"""
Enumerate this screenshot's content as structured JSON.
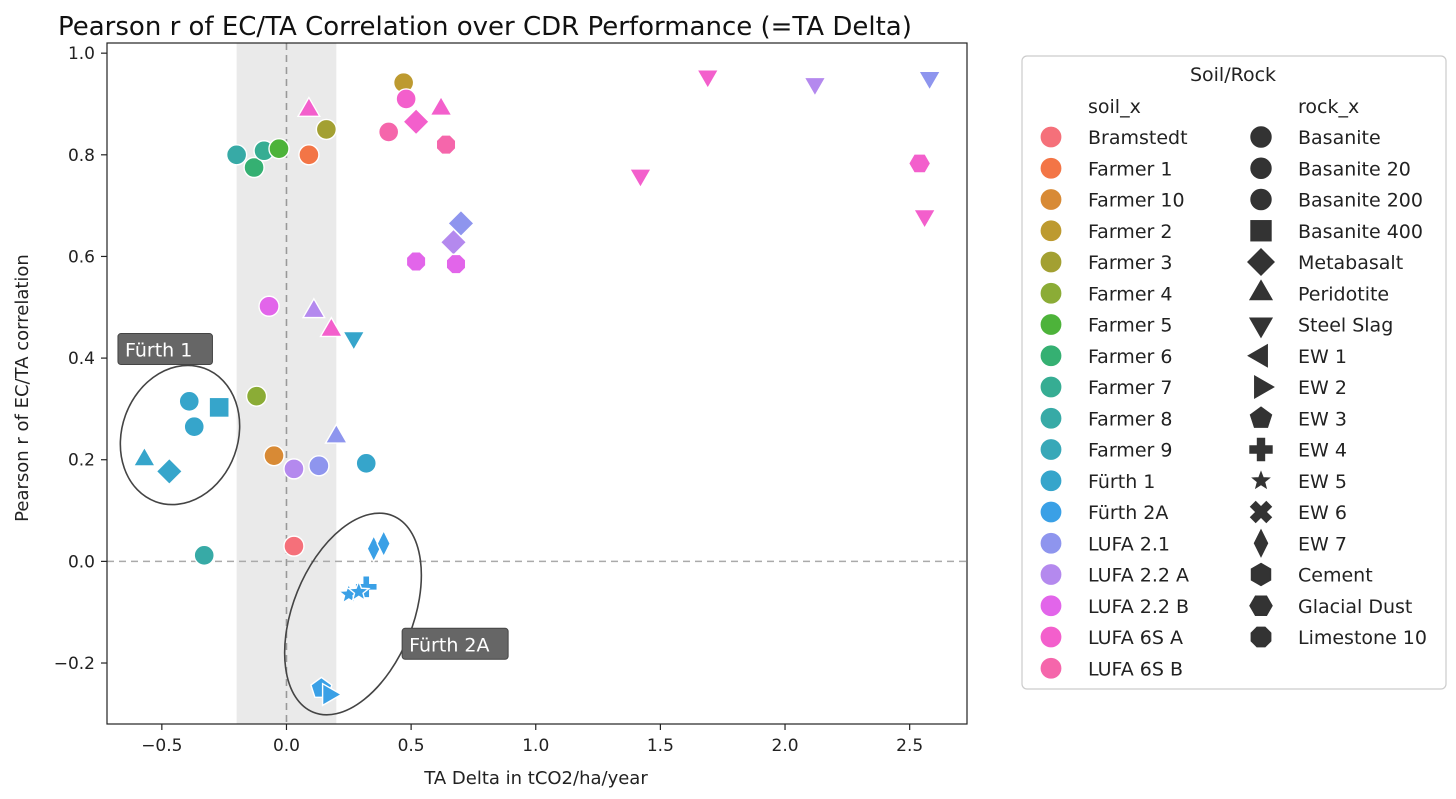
{
  "chart_data": {
    "type": "scatter",
    "title": "Pearson r of EC/TA Correlation over CDR Performance (=TA Delta)",
    "xlabel": "TA Delta in tCO2/ha/year",
    "ylabel": "Pearson r of EC/TA correlation",
    "xlim": [
      -0.72,
      2.73
    ],
    "ylim": [
      -0.32,
      1.02
    ],
    "xticks": [
      -0.5,
      0.0,
      0.5,
      1.0,
      1.5,
      2.0,
      2.5
    ],
    "xtick_labels": [
      "−0.5",
      "0.0",
      "0.5",
      "1.0",
      "1.5",
      "2.0",
      "2.5"
    ],
    "yticks": [
      -0.2,
      0.0,
      0.2,
      0.4,
      0.6,
      0.8,
      1.0
    ],
    "ytick_labels": [
      "−0.2",
      "0.0",
      "0.2",
      "0.4",
      "0.6",
      "0.8",
      "1.0"
    ],
    "shaded_band": [
      -0.2,
      0.2
    ],
    "reference_lines": {
      "x": 0.0,
      "y": 0.0
    },
    "annotations": [
      {
        "label": "Fürth 1",
        "x": -0.66,
        "y": 0.405
      },
      {
        "label": "Fürth 2A",
        "x": 0.48,
        "y": -0.175
      }
    ],
    "legend": {
      "title": "Soil/Rock",
      "soil_header": "soil_x",
      "rock_header": "rock_x",
      "soils": [
        {
          "name": "Bramstedt",
          "color": "#f5707a"
        },
        {
          "name": "Farmer 1",
          "color": "#f37546"
        },
        {
          "name": "Farmer 10",
          "color": "#d88a35"
        },
        {
          "name": "Farmer 2",
          "color": "#bd9a30"
        },
        {
          "name": "Farmer 3",
          "color": "#a3a032"
        },
        {
          "name": "Farmer 4",
          "color": "#8bac36"
        },
        {
          "name": "Farmer 5",
          "color": "#4db33a"
        },
        {
          "name": "Farmer 6",
          "color": "#35b072"
        },
        {
          "name": "Farmer 7",
          "color": "#36ad93"
        },
        {
          "name": "Farmer 8",
          "color": "#37aaa6"
        },
        {
          "name": "Farmer 9",
          "color": "#38a8b8"
        },
        {
          "name": "Fürth 1",
          "color": "#36a5cb"
        },
        {
          "name": "Fürth 2A",
          "color": "#3aa0e6"
        },
        {
          "name": "LUFA 2.1",
          "color": "#8e95ee"
        },
        {
          "name": "LUFA 2.2 A",
          "color": "#b489ee"
        },
        {
          "name": "LUFA 2.2 B",
          "color": "#e265ea"
        },
        {
          "name": "LUFA 6S A",
          "color": "#f35fcc"
        },
        {
          "name": "LUFA 6S B",
          "color": "#f566ab"
        }
      ],
      "rocks": [
        {
          "name": "Basanite",
          "marker": "circle"
        },
        {
          "name": "Basanite 20",
          "marker": "circle"
        },
        {
          "name": "Basanite 200",
          "marker": "circle"
        },
        {
          "name": "Basanite 400",
          "marker": "square"
        },
        {
          "name": "Metabasalt",
          "marker": "diamond"
        },
        {
          "name": "Peridotite",
          "marker": "triangle-up"
        },
        {
          "name": "Steel Slag",
          "marker": "triangle-down"
        },
        {
          "name": "EW 1",
          "marker": "triangle-left"
        },
        {
          "name": "EW 2",
          "marker": "triangle-right"
        },
        {
          "name": "EW 3",
          "marker": "pentagon"
        },
        {
          "name": "EW 4",
          "marker": "plus"
        },
        {
          "name": "EW 5",
          "marker": "star"
        },
        {
          "name": "EW 6",
          "marker": "x"
        },
        {
          "name": "EW 7",
          "marker": "thin-diamond"
        },
        {
          "name": "Cement",
          "marker": "hexagon"
        },
        {
          "name": "Glacial Dust",
          "marker": "hexagon2"
        },
        {
          "name": "Limestone 10",
          "marker": "octagon"
        }
      ]
    },
    "points": [
      {
        "soil": "Fürth 1",
        "rock": "Basanite",
        "x": -0.39,
        "y": 0.315
      },
      {
        "soil": "Fürth 1",
        "rock": "Basanite 400",
        "x": -0.27,
        "y": 0.303
      },
      {
        "soil": "Fürth 1",
        "rock": "Basanite 20",
        "x": -0.37,
        "y": 0.265
      },
      {
        "soil": "Fürth 1",
        "rock": "Peridotite",
        "x": -0.57,
        "y": 0.2
      },
      {
        "soil": "Fürth 1",
        "rock": "Metabasalt",
        "x": -0.47,
        "y": 0.177
      },
      {
        "soil": "Farmer 4",
        "rock": "Basanite",
        "x": -0.12,
        "y": 0.325
      },
      {
        "soil": "Farmer 10",
        "rock": "Basanite",
        "x": -0.05,
        "y": 0.208
      },
      {
        "soil": "LUFA 2.2 A",
        "rock": "Basanite",
        "x": 0.03,
        "y": 0.182
      },
      {
        "soil": "LUFA 2.1",
        "rock": "Basanite",
        "x": 0.13,
        "y": 0.188
      },
      {
        "soil": "LUFA 2.1",
        "rock": "Peridotite",
        "x": 0.2,
        "y": 0.245
      },
      {
        "soil": "Fürth 1",
        "rock": "Basanite 20",
        "x": 0.32,
        "y": 0.193
      },
      {
        "soil": "Farmer 8",
        "rock": "Basanite",
        "x": -0.33,
        "y": 0.012
      },
      {
        "soil": "Bramstedt",
        "rock": "Basanite",
        "x": 0.03,
        "y": 0.03
      },
      {
        "soil": "Fürth 2A",
        "rock": "EW 7",
        "x": 0.35,
        "y": 0.025
      },
      {
        "soil": "Fürth 2A",
        "rock": "EW 7",
        "x": 0.39,
        "y": 0.035
      },
      {
        "soil": "Fürth 2A",
        "rock": "EW 4",
        "x": 0.32,
        "y": -0.05
      },
      {
        "soil": "Fürth 2A",
        "rock": "EW 5",
        "x": 0.25,
        "y": -0.065
      },
      {
        "soil": "Fürth 2A",
        "rock": "EW 5",
        "x": 0.29,
        "y": -0.06
      },
      {
        "soil": "Fürth 2A",
        "rock": "EW 3",
        "x": 0.14,
        "y": -0.25
      },
      {
        "soil": "Fürth 2A",
        "rock": "EW 2",
        "x": 0.17,
        "y": -0.262
      },
      {
        "soil": "LUFA 2.2 B",
        "rock": "Basanite",
        "x": -0.07,
        "y": 0.502
      },
      {
        "soil": "LUFA 2.2 A",
        "rock": "Peridotite",
        "x": 0.11,
        "y": 0.492
      },
      {
        "soil": "LUFA 6S A",
        "rock": "Peridotite",
        "x": 0.18,
        "y": 0.455
      },
      {
        "soil": "Fürth 1",
        "rock": "Steel Slag",
        "x": 0.27,
        "y": 0.44
      },
      {
        "soil": "Farmer 8",
        "rock": "Basanite",
        "x": -0.2,
        "y": 0.8
      },
      {
        "soil": "Farmer 6",
        "rock": "Basanite",
        "x": -0.13,
        "y": 0.775
      },
      {
        "soil": "Farmer 7",
        "rock": "Basanite",
        "x": -0.09,
        "y": 0.808
      },
      {
        "soil": "Farmer 5",
        "rock": "Basanite",
        "x": -0.03,
        "y": 0.812
      },
      {
        "soil": "Farmer 1",
        "rock": "Basanite",
        "x": 0.09,
        "y": 0.8
      },
      {
        "soil": "LUFA 6S A",
        "rock": "Peridotite",
        "x": 0.09,
        "y": 0.888
      },
      {
        "soil": "Farmer 3",
        "rock": "Basanite",
        "x": 0.16,
        "y": 0.85
      },
      {
        "soil": "Farmer 2",
        "rock": "Basanite",
        "x": 0.47,
        "y": 0.942
      },
      {
        "soil": "LUFA 6S A",
        "rock": "Basanite",
        "x": 0.48,
        "y": 0.91
      },
      {
        "soil": "LUFA 6S B",
        "rock": "Basanite",
        "x": 0.41,
        "y": 0.845
      },
      {
        "soil": "LUFA 6S A",
        "rock": "Metabasalt",
        "x": 0.52,
        "y": 0.865
      },
      {
        "soil": "LUFA 6S A",
        "rock": "Peridotite",
        "x": 0.62,
        "y": 0.89
      },
      {
        "soil": "LUFA 6S B",
        "rock": "Limestone 10",
        "x": 0.64,
        "y": 0.82
      },
      {
        "soil": "LUFA 2.1",
        "rock": "Metabasalt",
        "x": 0.7,
        "y": 0.665
      },
      {
        "soil": "LUFA 2.2 A",
        "rock": "Metabasalt",
        "x": 0.67,
        "y": 0.628
      },
      {
        "soil": "LUFA 2.2 B",
        "rock": "Limestone 10",
        "x": 0.52,
        "y": 0.59
      },
      {
        "soil": "LUFA 2.2 B",
        "rock": "Limestone 10",
        "x": 0.68,
        "y": 0.585
      },
      {
        "soil": "LUFA 6S A",
        "rock": "Steel Slag",
        "x": 1.42,
        "y": 0.76
      },
      {
        "soil": "LUFA 6S A",
        "rock": "Steel Slag",
        "x": 1.69,
        "y": 0.955
      },
      {
        "soil": "LUFA 2.2 A",
        "rock": "Steel Slag",
        "x": 2.12,
        "y": 0.94
      },
      {
        "soil": "LUFA 2.1",
        "rock": "Steel Slag",
        "x": 2.58,
        "y": 0.952
      },
      {
        "soil": "LUFA 6S A",
        "rock": "Glacial Dust",
        "x": 2.54,
        "y": 0.783
      },
      {
        "soil": "LUFA 6S A",
        "rock": "Steel Slag",
        "x": 2.56,
        "y": 0.68
      }
    ]
  }
}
"""
_What you will do_. Check each line above for the string "title" and show the ones that have it.

_Output_.
    "title": "Pearson r of EC/TA Correlation over CDR Performance (=TA Delta)",
      "title": "Soil/Rock",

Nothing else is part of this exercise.